* begin *

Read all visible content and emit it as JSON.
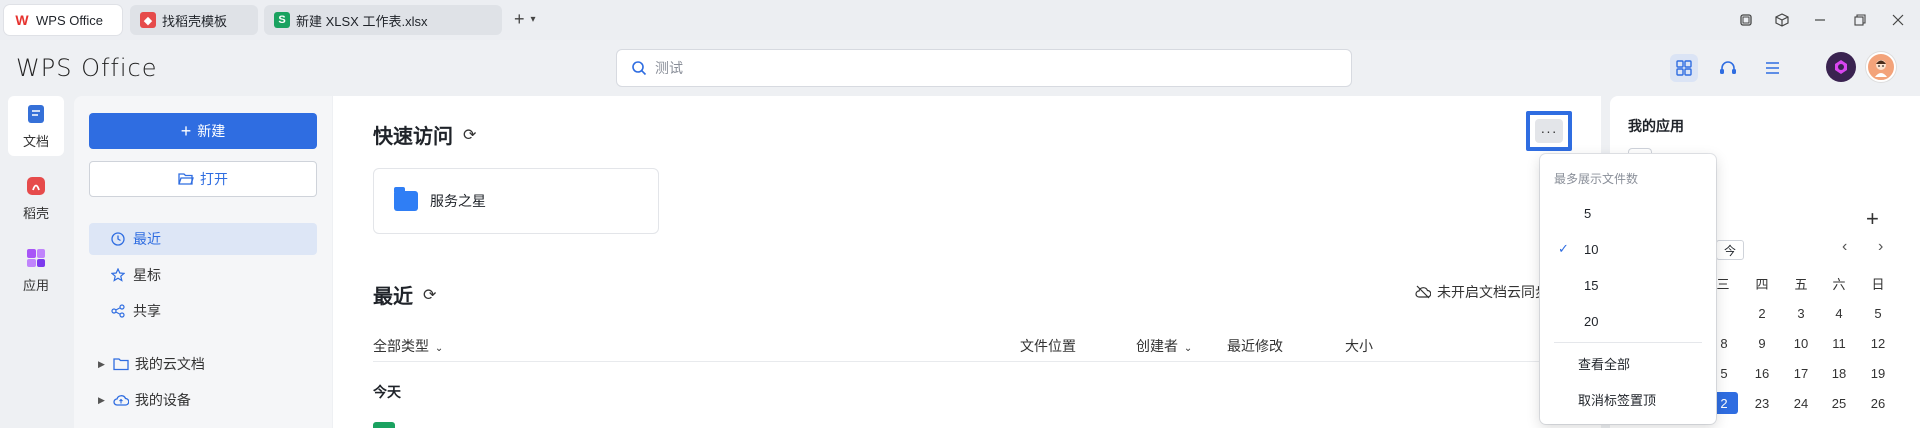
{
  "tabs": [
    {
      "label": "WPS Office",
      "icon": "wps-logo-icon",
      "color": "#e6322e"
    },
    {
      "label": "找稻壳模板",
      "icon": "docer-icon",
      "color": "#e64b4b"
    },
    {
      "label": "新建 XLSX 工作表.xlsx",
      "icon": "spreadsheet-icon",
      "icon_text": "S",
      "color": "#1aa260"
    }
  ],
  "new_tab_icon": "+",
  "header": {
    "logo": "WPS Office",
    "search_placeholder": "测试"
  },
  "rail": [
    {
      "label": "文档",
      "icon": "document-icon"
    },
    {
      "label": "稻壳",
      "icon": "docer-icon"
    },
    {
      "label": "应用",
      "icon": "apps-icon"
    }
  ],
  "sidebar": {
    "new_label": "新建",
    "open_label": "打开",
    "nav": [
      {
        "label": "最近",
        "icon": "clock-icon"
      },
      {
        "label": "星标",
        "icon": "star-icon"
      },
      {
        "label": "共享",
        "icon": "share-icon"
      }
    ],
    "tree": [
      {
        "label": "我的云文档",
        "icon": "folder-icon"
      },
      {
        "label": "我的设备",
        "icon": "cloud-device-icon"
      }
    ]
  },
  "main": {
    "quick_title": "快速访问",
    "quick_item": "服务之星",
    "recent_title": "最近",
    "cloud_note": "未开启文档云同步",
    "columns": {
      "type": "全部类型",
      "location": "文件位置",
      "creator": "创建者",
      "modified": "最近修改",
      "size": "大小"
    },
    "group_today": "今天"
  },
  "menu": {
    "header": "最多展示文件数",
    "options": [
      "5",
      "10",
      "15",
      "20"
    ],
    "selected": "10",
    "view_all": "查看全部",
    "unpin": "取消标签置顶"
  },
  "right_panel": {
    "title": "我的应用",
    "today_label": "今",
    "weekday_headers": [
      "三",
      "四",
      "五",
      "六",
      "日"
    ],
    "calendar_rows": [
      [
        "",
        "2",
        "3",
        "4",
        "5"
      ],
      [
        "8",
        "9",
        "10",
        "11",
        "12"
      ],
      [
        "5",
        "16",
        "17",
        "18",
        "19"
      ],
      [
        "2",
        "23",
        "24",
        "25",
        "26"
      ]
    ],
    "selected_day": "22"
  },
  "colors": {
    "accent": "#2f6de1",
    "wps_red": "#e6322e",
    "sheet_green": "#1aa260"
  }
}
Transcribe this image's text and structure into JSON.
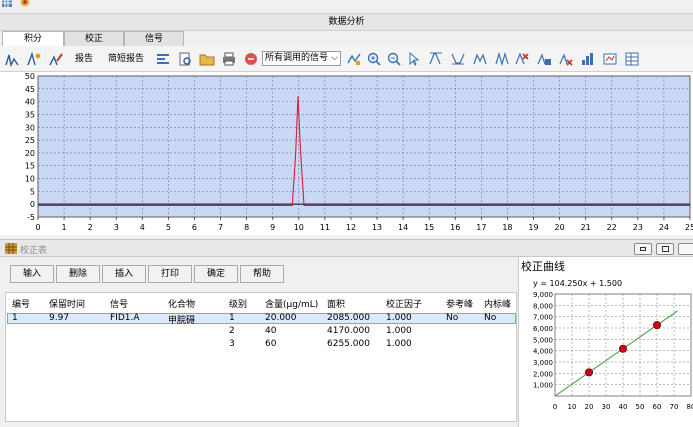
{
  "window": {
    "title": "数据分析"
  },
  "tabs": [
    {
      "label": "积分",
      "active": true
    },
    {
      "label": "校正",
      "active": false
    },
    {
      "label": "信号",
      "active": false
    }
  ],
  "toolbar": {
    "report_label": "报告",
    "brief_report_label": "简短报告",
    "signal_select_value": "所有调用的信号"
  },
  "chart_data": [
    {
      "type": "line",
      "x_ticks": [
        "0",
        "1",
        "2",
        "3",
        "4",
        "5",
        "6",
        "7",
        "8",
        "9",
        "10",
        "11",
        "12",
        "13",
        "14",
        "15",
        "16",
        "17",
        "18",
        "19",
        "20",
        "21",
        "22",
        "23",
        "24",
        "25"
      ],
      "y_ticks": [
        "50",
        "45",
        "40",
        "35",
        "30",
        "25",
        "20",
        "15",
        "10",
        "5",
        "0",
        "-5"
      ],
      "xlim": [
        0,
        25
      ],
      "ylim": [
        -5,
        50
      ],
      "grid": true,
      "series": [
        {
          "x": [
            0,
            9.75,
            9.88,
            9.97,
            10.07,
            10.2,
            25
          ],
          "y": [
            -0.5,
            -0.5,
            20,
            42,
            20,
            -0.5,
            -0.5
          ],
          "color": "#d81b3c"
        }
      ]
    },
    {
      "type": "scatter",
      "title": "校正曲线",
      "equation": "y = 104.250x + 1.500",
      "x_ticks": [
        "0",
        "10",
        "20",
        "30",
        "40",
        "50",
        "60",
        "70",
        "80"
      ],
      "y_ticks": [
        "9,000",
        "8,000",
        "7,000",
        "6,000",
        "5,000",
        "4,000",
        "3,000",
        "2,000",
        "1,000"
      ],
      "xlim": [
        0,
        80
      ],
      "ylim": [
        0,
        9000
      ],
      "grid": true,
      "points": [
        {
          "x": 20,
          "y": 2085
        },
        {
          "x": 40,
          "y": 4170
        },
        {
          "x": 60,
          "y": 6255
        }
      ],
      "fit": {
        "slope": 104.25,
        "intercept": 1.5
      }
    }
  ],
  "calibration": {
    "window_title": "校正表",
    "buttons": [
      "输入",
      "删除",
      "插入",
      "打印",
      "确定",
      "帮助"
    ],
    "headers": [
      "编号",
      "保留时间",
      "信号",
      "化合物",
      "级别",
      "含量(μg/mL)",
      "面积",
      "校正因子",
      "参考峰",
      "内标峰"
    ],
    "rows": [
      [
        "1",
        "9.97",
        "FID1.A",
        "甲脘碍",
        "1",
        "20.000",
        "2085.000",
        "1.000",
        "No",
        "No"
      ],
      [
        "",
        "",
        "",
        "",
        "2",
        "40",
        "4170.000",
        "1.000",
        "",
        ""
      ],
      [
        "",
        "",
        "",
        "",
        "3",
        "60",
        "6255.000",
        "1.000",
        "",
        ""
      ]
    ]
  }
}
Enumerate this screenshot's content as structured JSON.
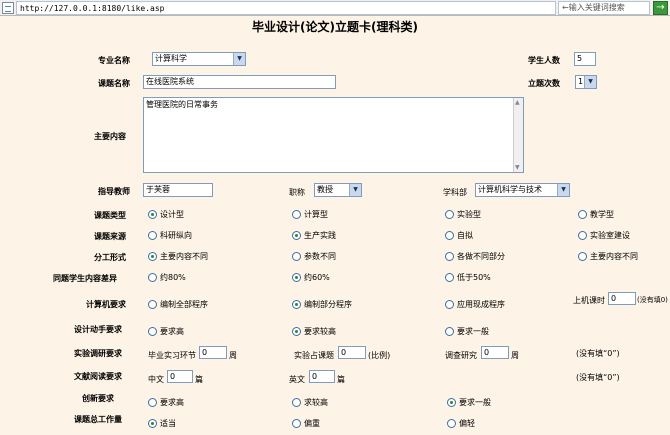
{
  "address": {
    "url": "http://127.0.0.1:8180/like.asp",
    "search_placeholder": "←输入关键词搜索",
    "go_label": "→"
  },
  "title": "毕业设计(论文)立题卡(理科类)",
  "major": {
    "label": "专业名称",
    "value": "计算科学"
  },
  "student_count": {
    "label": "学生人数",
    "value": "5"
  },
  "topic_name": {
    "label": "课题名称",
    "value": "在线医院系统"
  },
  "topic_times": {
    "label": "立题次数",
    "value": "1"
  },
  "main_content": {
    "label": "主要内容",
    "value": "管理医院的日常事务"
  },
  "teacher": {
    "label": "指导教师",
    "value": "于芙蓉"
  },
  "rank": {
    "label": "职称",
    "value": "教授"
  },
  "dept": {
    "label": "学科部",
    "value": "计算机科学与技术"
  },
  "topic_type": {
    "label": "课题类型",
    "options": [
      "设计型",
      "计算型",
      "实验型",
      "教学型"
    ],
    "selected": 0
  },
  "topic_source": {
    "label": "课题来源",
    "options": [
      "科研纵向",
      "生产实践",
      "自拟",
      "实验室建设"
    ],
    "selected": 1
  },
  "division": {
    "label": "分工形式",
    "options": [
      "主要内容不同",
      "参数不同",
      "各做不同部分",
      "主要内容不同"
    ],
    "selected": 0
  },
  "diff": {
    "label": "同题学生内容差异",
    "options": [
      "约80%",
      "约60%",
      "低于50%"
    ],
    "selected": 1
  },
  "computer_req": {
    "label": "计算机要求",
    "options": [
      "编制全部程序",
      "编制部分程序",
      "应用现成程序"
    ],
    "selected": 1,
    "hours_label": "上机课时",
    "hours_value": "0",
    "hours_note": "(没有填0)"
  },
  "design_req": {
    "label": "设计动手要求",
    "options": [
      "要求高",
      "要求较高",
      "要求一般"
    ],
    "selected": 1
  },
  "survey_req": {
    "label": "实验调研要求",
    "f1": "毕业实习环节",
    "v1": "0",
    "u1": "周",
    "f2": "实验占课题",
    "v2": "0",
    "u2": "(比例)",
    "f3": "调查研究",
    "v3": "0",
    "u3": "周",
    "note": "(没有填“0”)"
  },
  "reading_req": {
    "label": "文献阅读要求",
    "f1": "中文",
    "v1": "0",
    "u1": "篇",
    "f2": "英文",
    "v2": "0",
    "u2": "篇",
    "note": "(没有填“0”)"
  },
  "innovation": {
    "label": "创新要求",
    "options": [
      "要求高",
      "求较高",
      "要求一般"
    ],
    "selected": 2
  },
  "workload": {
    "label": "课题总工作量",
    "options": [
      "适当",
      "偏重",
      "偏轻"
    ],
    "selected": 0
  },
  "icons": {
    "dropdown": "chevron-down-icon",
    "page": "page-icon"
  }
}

* end *

(Task instructions):
Check every line of the entries above for the word "JSON" and report how many lines contain it, giving the number only.

(Task solution):
3